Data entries
--------------------------------------------------
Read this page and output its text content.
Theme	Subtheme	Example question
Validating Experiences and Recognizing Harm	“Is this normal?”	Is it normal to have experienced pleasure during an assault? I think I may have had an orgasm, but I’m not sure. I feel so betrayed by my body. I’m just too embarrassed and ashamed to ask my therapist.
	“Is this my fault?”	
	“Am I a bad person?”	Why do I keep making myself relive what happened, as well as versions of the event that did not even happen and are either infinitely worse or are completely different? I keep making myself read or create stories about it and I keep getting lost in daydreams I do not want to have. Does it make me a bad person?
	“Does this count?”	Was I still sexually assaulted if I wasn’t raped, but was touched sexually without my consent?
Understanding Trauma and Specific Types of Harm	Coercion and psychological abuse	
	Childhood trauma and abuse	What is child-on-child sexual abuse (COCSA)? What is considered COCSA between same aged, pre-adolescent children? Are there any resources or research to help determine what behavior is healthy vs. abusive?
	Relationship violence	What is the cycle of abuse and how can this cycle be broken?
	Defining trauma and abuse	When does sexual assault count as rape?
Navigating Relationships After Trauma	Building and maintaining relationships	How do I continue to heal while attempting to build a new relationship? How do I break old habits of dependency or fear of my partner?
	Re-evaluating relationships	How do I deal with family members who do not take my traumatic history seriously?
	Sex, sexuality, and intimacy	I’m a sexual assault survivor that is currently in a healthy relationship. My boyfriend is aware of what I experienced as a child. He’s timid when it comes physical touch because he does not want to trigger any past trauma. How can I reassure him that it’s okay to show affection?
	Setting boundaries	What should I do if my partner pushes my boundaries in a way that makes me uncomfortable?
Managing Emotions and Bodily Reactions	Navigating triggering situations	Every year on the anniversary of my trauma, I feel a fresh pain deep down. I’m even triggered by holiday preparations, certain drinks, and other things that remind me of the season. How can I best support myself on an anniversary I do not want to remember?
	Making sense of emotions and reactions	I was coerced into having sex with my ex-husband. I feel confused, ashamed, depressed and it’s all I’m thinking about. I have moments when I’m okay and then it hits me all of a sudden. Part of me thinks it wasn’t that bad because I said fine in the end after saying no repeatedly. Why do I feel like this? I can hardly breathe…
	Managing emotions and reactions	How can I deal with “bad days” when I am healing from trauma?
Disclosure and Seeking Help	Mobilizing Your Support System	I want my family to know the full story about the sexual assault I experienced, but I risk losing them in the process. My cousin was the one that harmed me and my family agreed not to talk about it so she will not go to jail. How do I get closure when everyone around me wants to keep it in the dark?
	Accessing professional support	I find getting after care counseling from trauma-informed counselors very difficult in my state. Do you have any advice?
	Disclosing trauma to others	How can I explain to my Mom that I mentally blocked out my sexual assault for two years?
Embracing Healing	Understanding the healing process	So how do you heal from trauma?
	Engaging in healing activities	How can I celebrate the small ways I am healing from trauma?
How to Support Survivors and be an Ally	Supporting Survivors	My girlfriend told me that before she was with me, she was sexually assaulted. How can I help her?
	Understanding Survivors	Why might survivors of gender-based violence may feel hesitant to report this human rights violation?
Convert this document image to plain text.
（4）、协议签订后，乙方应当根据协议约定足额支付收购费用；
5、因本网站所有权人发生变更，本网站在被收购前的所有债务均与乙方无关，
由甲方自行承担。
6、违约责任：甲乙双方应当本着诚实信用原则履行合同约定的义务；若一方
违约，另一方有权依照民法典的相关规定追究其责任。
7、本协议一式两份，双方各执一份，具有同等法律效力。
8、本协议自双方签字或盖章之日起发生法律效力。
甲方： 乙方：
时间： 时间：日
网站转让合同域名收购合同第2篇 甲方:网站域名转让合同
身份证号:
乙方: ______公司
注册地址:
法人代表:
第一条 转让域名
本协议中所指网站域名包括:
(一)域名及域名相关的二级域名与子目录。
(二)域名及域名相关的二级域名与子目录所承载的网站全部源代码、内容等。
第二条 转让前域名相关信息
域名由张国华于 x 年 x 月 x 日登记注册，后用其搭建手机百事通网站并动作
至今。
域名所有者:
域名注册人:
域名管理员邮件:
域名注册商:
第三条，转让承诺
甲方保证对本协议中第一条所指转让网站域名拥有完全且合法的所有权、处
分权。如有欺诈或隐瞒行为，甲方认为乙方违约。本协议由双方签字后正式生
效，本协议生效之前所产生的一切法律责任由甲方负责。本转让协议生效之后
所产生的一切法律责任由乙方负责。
--------------------------------------------------
Written request » For each line in the data above that contains the string "Understanding", extract the line.

Answer for this exercise »
Understanding Trauma and Specific Types of Harm	Coercion and psychological abuse	
Embracing Healing	Understanding the healing process	So how do you heal from trauma?
	Understanding Survivors	Why might survivors of gender-based violence may feel hesitant to report this human rights violation?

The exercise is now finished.